§ **Task directions**
Find how many lines in the data below include the word "selecting", then write only that number.

======== Entries ========

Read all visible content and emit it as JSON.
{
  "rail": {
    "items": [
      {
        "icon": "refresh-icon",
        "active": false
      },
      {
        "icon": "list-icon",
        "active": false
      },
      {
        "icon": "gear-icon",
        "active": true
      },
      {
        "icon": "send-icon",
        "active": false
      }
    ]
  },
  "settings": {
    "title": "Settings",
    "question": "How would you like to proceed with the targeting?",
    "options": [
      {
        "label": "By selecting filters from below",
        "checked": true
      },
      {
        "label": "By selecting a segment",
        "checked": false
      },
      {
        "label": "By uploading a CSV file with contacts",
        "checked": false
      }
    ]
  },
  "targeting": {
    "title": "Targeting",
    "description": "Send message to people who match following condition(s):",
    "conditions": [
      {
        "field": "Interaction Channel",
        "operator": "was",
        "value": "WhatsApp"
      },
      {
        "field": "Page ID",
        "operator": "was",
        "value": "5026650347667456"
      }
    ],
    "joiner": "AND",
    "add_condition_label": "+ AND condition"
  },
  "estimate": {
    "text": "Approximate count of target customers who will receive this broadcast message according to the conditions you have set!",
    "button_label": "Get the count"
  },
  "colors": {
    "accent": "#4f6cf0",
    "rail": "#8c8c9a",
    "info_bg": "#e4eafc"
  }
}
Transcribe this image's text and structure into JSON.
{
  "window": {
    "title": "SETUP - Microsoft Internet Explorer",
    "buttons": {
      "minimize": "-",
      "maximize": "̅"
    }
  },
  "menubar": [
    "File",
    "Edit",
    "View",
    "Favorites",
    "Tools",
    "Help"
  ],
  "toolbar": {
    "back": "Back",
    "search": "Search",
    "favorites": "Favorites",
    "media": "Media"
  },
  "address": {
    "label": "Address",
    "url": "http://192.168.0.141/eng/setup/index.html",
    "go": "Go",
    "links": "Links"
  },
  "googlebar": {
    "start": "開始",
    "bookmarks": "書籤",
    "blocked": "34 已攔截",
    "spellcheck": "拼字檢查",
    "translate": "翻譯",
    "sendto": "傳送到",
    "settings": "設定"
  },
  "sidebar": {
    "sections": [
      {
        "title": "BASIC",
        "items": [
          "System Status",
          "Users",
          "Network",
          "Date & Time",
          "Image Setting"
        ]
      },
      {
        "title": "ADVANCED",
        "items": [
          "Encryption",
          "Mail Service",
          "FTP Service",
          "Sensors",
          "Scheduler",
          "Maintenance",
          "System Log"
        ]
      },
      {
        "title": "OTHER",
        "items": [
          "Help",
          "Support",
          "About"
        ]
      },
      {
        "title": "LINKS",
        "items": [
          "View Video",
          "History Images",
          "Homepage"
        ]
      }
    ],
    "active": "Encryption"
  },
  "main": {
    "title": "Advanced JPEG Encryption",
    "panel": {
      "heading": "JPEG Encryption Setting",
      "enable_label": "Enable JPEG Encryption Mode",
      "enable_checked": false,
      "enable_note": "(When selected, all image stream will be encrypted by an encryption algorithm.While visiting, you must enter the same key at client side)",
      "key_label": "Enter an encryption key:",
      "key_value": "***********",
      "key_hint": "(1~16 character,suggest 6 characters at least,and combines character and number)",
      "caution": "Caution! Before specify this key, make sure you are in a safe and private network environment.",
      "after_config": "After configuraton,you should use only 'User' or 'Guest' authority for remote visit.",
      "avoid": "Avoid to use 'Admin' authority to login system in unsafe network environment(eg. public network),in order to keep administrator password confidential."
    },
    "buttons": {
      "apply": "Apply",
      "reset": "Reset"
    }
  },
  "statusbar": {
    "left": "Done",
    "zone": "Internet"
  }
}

========

§ **The output**
2